::: TASK INPUT :::

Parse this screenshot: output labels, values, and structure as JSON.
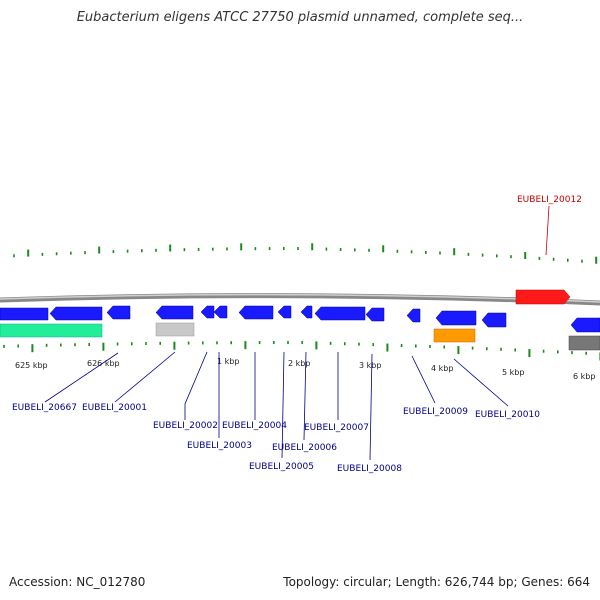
{
  "header": {
    "title": "Eubacterium eligens ATCC 27750 plasmid unnamed, complete seq..."
  },
  "footer": {
    "accession": "Accession: NC_012780",
    "summary": "Topology: circular; Length: 626,744 bp; Genes: 664"
  },
  "scale_labels": [
    "625 kbp",
    "626 kbp",
    "1 kbp",
    "2 kbp",
    "3 kbp",
    "4 kbp",
    "5 kbp",
    "6 kbp"
  ],
  "gene_labels": [
    {
      "id": "EUBELI_20667",
      "color": "#00008b"
    },
    {
      "id": "EUBELI_20001",
      "color": "#00008b"
    },
    {
      "id": "EUBELI_20002",
      "color": "#00008b"
    },
    {
      "id": "EUBELI_20003",
      "color": "#00008b"
    },
    {
      "id": "EUBELI_20004",
      "color": "#00008b"
    },
    {
      "id": "EUBELI_20005",
      "color": "#00008b"
    },
    {
      "id": "EUBELI_20006",
      "color": "#00008b"
    },
    {
      "id": "EUBELI_20007",
      "color": "#00008b"
    },
    {
      "id": "EUBELI_20008",
      "color": "#00008b"
    },
    {
      "id": "EUBELI_20009",
      "color": "#00008b"
    },
    {
      "id": "EUBELI_20010",
      "color": "#00008b"
    },
    {
      "id": "EUBELI_20012",
      "color": "#cc0000"
    }
  ],
  "colors": {
    "forward_gene": "#ff1a1a",
    "reverse_gene": "#1a1aff",
    "rna_green": "#22ee99",
    "pseudo_gray": "#bbbbbb",
    "orange": "#ff9900",
    "dark_gray": "#777777",
    "backbone": "#999999",
    "tick": "#1a8a1a"
  }
}
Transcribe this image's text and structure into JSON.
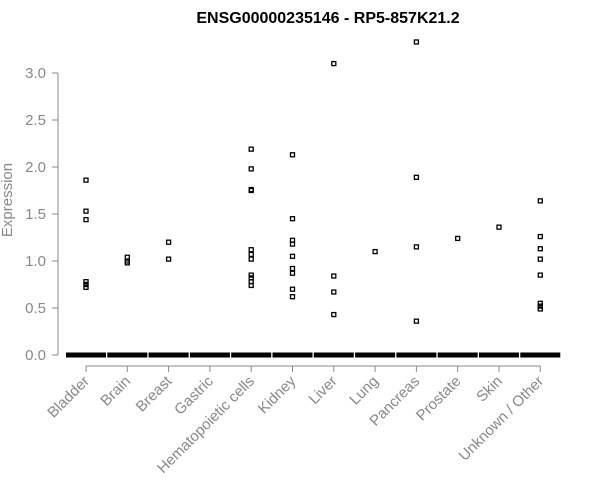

:::

- **EXERCISE DESCRIPTION**
Select and copy every line of the material that holds the string "JSON".

- **TASK OUTPUT**
Parse this screenshot: output labels, values, and structure as JSON.
Transcribe this image's text and structure into JSON.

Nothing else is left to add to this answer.